Exercise instructions:
Find the lines with "Exclusion" in them and copy them out.

[Stored data]
---*---

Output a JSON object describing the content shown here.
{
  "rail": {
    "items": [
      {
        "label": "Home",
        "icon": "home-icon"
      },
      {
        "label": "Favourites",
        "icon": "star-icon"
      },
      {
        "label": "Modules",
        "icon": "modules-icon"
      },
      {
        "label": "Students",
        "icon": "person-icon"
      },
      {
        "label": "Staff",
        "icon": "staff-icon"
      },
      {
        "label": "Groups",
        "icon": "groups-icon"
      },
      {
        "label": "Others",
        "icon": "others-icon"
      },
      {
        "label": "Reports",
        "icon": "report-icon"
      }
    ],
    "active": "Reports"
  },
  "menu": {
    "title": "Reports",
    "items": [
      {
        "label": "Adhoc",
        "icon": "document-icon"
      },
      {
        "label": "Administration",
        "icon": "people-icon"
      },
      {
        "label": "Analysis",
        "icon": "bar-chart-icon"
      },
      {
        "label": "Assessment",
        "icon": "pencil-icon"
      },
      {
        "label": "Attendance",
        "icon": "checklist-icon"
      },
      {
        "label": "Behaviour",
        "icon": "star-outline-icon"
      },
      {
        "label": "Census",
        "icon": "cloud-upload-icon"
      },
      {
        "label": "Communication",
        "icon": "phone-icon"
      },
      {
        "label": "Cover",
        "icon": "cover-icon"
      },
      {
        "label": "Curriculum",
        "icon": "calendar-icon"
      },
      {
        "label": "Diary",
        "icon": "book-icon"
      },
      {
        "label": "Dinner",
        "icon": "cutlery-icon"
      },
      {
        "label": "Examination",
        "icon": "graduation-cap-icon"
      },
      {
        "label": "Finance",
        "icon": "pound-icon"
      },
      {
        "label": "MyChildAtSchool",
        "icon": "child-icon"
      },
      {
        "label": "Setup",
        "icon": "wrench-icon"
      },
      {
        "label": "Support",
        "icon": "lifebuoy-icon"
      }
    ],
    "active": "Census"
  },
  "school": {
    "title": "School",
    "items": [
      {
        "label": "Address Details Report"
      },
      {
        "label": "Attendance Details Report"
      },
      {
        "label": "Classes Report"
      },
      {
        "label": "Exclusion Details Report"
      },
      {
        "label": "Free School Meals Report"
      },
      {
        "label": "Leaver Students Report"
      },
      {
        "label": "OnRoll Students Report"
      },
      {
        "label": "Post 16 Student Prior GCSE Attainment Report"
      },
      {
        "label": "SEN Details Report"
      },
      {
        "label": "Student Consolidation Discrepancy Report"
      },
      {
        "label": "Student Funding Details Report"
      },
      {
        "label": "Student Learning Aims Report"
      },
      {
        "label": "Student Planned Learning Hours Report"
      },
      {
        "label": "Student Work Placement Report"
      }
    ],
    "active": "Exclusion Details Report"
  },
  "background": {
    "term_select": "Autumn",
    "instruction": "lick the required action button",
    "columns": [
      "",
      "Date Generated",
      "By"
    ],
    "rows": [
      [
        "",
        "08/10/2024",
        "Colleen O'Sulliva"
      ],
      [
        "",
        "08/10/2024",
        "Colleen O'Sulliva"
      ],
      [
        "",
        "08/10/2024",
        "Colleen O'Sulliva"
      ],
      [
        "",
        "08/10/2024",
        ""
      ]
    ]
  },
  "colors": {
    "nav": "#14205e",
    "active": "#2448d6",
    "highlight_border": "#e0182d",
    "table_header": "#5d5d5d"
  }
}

---*---

Written response:
        "label": "Exclusion Details Report"
    "active": "Exclusion Details Report"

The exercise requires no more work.